-- Start Records for the exercise --
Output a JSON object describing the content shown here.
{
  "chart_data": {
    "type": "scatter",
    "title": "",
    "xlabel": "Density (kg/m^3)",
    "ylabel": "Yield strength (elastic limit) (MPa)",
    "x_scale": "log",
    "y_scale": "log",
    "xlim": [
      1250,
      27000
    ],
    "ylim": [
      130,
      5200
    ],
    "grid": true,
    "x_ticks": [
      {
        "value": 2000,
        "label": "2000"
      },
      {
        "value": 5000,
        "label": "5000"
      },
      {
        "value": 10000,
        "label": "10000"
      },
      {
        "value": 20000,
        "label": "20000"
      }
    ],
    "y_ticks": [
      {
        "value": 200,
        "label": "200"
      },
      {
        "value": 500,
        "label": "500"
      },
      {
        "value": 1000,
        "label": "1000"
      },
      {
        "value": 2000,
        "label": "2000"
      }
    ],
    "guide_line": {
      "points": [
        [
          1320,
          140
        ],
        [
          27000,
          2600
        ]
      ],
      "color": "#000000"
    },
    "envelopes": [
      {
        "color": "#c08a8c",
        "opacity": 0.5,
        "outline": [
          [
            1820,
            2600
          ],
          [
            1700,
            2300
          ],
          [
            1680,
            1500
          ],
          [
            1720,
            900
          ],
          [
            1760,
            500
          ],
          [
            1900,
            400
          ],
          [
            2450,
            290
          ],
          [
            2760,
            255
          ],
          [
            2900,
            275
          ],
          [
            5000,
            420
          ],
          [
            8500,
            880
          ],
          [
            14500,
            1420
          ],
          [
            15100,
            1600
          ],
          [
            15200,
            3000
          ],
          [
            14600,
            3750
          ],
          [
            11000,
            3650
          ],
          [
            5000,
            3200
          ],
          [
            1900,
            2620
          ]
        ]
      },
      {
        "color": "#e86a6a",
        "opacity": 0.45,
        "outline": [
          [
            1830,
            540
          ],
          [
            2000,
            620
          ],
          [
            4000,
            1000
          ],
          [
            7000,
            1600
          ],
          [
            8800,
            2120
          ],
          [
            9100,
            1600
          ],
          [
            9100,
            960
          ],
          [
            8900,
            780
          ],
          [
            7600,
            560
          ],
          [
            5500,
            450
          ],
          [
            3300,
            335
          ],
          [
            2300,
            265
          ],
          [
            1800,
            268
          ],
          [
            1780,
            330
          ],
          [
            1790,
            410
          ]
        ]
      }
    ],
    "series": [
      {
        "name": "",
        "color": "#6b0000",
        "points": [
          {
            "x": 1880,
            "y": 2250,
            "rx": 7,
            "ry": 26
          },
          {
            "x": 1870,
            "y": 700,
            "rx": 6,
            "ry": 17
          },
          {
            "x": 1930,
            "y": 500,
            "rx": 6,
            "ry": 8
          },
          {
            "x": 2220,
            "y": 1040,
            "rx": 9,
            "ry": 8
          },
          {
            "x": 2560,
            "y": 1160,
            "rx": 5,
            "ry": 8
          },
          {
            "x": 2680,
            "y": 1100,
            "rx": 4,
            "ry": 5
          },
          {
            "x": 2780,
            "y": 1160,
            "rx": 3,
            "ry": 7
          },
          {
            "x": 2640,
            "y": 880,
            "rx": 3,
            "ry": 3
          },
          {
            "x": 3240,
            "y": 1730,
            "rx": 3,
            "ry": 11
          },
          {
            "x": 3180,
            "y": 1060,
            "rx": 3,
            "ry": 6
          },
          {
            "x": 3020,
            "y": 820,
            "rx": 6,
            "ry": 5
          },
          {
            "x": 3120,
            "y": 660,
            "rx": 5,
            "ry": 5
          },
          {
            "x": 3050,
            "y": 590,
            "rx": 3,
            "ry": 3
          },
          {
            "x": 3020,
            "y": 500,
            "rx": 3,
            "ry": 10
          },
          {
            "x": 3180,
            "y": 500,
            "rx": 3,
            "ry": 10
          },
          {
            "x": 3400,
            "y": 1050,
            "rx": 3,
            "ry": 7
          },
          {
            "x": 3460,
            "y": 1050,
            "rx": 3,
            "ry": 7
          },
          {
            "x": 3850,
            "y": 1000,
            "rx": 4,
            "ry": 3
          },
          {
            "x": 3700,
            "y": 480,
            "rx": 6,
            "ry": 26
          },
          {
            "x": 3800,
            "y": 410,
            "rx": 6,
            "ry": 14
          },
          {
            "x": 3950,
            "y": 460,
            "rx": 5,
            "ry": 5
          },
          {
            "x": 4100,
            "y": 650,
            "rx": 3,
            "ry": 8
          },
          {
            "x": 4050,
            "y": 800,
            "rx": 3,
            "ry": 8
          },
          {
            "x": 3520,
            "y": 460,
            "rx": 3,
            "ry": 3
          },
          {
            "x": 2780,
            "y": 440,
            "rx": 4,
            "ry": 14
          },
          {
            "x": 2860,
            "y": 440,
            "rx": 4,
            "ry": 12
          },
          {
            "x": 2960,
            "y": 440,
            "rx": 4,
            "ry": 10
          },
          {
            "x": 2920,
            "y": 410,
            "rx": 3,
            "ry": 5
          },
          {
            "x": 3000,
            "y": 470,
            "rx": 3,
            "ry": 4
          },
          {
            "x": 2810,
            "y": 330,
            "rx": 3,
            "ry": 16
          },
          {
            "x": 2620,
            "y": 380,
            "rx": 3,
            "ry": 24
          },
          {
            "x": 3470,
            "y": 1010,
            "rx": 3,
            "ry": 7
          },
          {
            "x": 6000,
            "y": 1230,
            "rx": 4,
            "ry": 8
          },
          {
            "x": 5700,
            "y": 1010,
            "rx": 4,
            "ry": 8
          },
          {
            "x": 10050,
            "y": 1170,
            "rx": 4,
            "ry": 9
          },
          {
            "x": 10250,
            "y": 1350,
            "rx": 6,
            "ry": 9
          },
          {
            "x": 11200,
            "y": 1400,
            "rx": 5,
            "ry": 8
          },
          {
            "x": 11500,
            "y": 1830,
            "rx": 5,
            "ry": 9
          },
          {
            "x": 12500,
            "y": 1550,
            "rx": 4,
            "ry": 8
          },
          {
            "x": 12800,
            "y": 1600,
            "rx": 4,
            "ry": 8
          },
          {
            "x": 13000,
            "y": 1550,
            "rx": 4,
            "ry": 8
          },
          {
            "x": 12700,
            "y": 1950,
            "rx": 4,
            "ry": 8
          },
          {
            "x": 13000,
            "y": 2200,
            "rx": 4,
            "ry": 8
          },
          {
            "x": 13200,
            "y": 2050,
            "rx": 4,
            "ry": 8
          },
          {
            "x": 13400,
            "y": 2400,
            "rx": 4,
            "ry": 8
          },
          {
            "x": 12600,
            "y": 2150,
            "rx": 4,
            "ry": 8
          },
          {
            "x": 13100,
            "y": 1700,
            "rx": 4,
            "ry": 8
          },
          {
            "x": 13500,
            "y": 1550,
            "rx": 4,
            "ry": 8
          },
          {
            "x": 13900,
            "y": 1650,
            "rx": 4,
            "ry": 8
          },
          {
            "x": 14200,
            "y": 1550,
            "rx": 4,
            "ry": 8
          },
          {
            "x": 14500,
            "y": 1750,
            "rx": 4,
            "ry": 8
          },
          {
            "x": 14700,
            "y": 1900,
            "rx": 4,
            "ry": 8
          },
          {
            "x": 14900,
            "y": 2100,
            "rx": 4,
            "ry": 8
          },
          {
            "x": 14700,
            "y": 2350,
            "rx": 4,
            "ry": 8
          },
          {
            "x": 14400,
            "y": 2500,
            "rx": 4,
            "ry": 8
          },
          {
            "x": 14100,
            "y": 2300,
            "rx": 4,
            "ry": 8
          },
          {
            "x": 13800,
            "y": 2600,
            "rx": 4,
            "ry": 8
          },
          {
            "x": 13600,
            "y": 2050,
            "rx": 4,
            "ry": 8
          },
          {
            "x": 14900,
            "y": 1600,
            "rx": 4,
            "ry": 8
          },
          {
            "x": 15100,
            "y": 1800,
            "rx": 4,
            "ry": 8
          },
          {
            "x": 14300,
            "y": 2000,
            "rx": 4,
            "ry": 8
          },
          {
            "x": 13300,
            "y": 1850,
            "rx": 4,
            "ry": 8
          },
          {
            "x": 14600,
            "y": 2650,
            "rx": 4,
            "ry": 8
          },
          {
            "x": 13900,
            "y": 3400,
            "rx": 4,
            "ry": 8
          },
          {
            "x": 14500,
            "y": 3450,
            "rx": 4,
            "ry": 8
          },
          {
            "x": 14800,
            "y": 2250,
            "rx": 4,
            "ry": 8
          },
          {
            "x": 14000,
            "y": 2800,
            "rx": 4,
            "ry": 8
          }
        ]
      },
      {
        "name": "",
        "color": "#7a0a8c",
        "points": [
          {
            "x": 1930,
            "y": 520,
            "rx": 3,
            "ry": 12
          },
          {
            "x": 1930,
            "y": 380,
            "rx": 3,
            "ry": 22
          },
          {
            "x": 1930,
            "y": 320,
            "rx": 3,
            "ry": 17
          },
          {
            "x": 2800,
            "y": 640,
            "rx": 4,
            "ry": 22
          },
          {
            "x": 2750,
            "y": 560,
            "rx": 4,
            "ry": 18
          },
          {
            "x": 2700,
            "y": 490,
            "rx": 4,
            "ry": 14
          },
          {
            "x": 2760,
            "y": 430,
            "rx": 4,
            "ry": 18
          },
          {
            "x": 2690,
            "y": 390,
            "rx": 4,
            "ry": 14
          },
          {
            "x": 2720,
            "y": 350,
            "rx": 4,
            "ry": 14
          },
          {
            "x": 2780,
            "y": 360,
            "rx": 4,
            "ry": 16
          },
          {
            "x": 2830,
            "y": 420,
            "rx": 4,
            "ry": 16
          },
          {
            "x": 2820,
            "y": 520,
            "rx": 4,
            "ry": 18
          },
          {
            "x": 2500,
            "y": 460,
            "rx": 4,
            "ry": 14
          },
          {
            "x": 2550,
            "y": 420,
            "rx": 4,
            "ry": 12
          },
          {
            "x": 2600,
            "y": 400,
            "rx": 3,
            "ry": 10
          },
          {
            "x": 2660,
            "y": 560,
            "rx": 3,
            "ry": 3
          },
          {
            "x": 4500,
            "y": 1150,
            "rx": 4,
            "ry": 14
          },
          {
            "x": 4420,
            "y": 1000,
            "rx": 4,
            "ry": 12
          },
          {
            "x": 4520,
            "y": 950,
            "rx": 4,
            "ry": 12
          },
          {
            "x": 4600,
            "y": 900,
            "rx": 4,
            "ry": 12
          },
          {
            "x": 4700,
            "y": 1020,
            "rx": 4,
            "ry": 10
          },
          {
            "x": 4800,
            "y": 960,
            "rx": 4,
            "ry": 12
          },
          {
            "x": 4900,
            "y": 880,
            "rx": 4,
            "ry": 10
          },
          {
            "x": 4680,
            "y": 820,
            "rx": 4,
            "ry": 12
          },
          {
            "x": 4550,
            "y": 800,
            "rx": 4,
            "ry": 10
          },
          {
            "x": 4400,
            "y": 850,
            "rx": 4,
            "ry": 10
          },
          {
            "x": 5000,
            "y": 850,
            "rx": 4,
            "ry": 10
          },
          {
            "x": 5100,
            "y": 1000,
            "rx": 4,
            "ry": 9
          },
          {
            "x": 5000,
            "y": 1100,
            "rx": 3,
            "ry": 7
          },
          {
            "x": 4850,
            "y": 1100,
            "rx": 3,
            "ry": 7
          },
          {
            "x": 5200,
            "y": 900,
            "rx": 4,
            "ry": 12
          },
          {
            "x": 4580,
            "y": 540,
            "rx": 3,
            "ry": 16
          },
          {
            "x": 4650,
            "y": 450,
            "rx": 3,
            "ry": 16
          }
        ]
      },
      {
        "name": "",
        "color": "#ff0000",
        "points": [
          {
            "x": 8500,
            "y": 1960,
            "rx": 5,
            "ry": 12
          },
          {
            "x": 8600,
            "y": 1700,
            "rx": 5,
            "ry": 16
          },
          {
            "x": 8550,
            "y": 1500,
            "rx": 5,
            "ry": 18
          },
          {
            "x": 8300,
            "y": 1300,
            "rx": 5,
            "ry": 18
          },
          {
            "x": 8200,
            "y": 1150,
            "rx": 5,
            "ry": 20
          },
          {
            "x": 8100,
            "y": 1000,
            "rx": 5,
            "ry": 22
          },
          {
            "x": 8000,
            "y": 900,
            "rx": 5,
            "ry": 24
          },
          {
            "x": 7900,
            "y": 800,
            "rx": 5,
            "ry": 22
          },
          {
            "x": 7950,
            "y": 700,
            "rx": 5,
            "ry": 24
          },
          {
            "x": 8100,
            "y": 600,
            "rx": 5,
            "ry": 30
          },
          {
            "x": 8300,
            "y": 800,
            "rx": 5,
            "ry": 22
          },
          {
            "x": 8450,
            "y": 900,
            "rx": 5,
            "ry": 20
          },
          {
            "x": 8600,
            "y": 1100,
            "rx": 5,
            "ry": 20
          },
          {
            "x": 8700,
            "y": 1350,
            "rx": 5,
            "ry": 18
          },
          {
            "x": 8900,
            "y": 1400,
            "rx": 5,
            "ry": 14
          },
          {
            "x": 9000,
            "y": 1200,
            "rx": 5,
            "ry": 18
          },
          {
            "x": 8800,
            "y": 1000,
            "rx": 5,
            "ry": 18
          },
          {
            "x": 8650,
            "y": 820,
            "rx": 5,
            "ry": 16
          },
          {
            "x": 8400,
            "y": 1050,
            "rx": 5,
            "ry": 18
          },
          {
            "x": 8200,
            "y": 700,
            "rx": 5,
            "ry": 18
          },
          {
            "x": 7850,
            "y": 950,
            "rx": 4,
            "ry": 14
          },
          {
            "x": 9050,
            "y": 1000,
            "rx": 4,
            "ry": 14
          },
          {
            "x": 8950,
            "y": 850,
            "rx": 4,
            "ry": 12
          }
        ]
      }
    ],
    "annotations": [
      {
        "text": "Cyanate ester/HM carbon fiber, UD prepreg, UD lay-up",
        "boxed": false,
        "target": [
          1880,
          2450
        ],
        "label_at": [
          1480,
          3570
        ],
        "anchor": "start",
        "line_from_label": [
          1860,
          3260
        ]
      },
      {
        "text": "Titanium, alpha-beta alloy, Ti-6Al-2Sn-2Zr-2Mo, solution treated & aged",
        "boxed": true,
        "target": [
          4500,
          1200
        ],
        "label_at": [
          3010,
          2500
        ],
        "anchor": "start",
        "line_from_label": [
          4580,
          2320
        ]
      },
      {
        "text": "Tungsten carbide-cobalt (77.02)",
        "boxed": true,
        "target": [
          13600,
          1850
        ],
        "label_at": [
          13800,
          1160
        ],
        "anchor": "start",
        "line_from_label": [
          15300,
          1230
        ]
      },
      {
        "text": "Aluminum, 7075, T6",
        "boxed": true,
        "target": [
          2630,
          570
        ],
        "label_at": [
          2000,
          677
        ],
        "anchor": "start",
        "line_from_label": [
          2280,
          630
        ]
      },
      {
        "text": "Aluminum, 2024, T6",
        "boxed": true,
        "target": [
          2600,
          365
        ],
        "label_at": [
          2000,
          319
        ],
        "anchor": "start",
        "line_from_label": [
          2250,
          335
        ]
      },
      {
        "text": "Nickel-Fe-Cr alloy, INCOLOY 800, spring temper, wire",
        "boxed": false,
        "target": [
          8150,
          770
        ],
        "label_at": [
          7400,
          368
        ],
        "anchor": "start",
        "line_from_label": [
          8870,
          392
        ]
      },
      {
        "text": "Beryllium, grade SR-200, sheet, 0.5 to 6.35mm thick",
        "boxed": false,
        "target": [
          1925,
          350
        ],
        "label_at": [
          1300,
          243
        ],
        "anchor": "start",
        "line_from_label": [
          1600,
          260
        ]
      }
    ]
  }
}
-- End Records for the exercise --
§ **Set problem**:
Show the lines of the data that hold the word "text".

§ **Response to this exercise**:
        "text": "Cyanate ester/HM carbon fiber, UD prepreg, UD lay-up",
        "text": "Titanium, alpha-beta alloy, Ti-6Al-2Sn-2Zr-2Mo, solution treated & aged",
        "text": "Tungsten carbide-cobalt (77.02)",
        "text": "Aluminum, 7075, T6",
        "text": "Aluminum, 2024, T6",
        "text": "Nickel-Fe-Cr alloy, INCOLOY 800, spring temper, wire",
        "text": "Beryllium, grade SR-200, sheet, 0.5 to 6.35mm thick",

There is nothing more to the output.